* **Page extract**
Begin
[erlang-questions] String parsing recommendations

Mon Dec 14 10:27:57 CET 2015

Mark Steele writes:
 > Hi all,
 > 
 > This is a pretty basic question, but I'm new so bear with me.
 > 
 > I've got a binary that might look something like this:
 > 
 > <<"(foo,bar(faz,fez,fur(foe)),fuz)">>
 > 
 > Parsed, the it might look like:
 >   [
 >    [<<"foo">>],
 >    [<<"bar>>,<<"faz">>],
 >    [<<"bar">>,<<"fez">>],
 >    [<<"bar">>,<<"fur">>,<<"foe">>],
 >    [<<"fuz">>]
 >   ]
 > 
 > 
 > Any recommendations on the best approach to tackle this in Erlang?

The input language is clearly not regular, so you'd need
something stronger than regular expressions for parsing.
In this case a context-free parser should work.

Personally I'd implement a separate scanner which returns tokens
and updated input, and a recursive descent parser which handles
the grammar and produces the output.  Your desired output is not
like a parse tree but more like an evaluation of the parse tree
(bar(faz,fez,...) expands to a different structure), but that
expansion looks trivial so I'd let the parser do it -- otherwise
an intermediate parse tree and a separate evaluator will work.

There are scanner and parser generating tools for Erlang, but
they would be overkill for this simple language -- unless you're
new to language processing, in which case they could help by
providing examples and imposing a sensible structure to the
solution.  The re module could be used in a hand-written scanner.

Alas, no Erlang magic here, just ordinary compiler frontend code.

/Mikael
End
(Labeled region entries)
Begin
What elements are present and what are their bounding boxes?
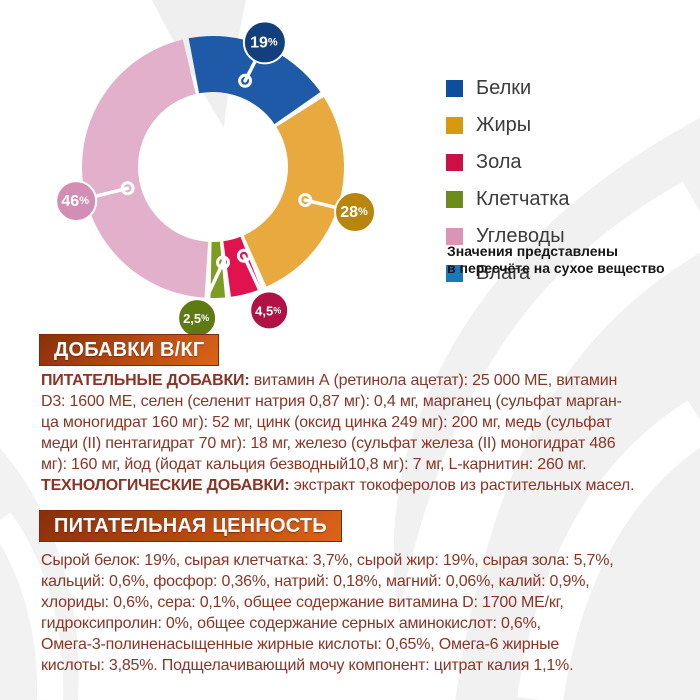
legend-item: Влага [446,255,570,292]
callout-bubble [334,191,377,234]
callout-ring [236,248,251,263]
legend-swatch [446,228,463,245]
section-header-label: ДОБАВКИ В/КГ [54,339,205,361]
text-line: мг): 160 мг, йод (йодат кальция безводны… [41,456,587,473]
callout-ring [216,255,231,270]
chart-note-line: Значения представлены [447,243,618,259]
background-white-stripe-3 [0,512,64,700]
callout-bubble [249,290,290,331]
section-header-label: ПИТАТЕЛЬНАЯ ЦЕННОСТЬ [54,515,327,537]
legend-item: Жиры [446,107,570,144]
legend-label: Жиры [476,114,532,136]
text-line: ца моногидрат 160 мг): 52 мг, цинк (окси… [41,414,612,431]
callout-bubble [242,20,287,65]
callout-value: 28% [340,204,368,221]
nutrition-text: Сырой белок: 19%, сырая клетчатка: 3,7%,… [41,550,689,676]
callout-value: 19% [250,34,278,51]
legend-item: Углеводы [446,218,570,255]
additives-text: ПИТАТЕЛЬНЫЕ ДОБАВКИ: витамин А (ретинола… [41,370,689,496]
legend-label: Белки [476,77,532,99]
callout-ring [238,73,253,88]
callout-ring [298,193,313,208]
legend-item: Белки [446,70,570,107]
donut-segment-Жиры [243,96,344,287]
emphasis-label: ПИТАТЕЛЬНЫЕ ДОБАВКИ: [41,372,250,389]
text-line: ПИТАТЕЛЬНЫЕ ДОБАВКИ: витамин А (ретинола… [41,372,618,389]
legend-swatch [446,80,463,97]
legend-swatch [446,265,463,282]
donut-segment-Белки [188,35,321,125]
donut-segment-Углеводы [81,39,209,298]
text-line: ТЕХНОЛОГИЧЕСКИЕ ДОБАВКИ: экстракт токофе… [41,477,635,494]
legend-swatch [446,154,463,171]
donut-chart: 19% 28% 4,5% 2,5% 46% [55,20,377,339]
chart-note: Значения представлены в пересчёте на сух… [447,243,665,277]
text-line: гидроксипролин: 0%, общее содержание сер… [41,615,541,632]
legend-item: Клетчатка [446,181,570,218]
donut-segment-Зола [223,236,262,297]
legend-label: Углеводы [476,225,565,247]
chart-note-line: в пересчёте на сухое вещество [447,260,665,276]
legend-swatch [446,191,463,208]
callout-value: 46% [61,193,89,210]
text-line: Сырой белок: 19%, сырая клетчатка: 3,7%,… [41,552,614,569]
emphasis-label: ТЕХНОЛОГИЧЕСКИЕ ДОБАВКИ: [41,477,290,494]
callout-bubble [55,180,98,223]
text-line: хлориды: 0,6%, сера: 0,1%, общее содержа… [41,594,564,611]
text-line: кислоты: 3,85%. Подщелачивающий мочу ком… [41,657,574,674]
background-white-stripe-2 [517,400,700,700]
callout-value: 2,5% [183,311,209,326]
background-white-stripe [385,181,700,700]
chart-legend: Белки Жиры Зола Клетчатка Углеводы Влага [446,70,570,292]
text-line: меди (II) пентагидрат 70 мг): 18 мг, жел… [41,435,616,452]
legend-label: Влага [476,262,531,284]
legend-label: Клетчатка [476,188,570,210]
text-line: Омега-3-полиненасыщенные жирные кислоты:… [41,636,560,653]
legend-item: Зола [446,144,570,181]
legend-label: Зола [476,151,522,173]
callout-value: 4,5% [255,303,281,318]
text-line: кальций: 0,6%, фосфор: 0,36%, натрий: 0,… [41,573,590,590]
legend-swatch [446,117,463,134]
section-header-additives: ДОБАВКИ В/КГ [39,334,220,366]
text-line: D3: 1600 МЕ, селен (селенит натрия 0,87 … [41,393,622,410]
section-header-nutrition: ПИТАТЕЛЬНАЯ ЦЕННОСТЬ [39,510,342,542]
callout-ring [120,181,135,196]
End
* **Aim**
In the mailing-list thread about string parsing, what kind of parser does the reply say should work for the input?

* **Written response**
A context-free parser.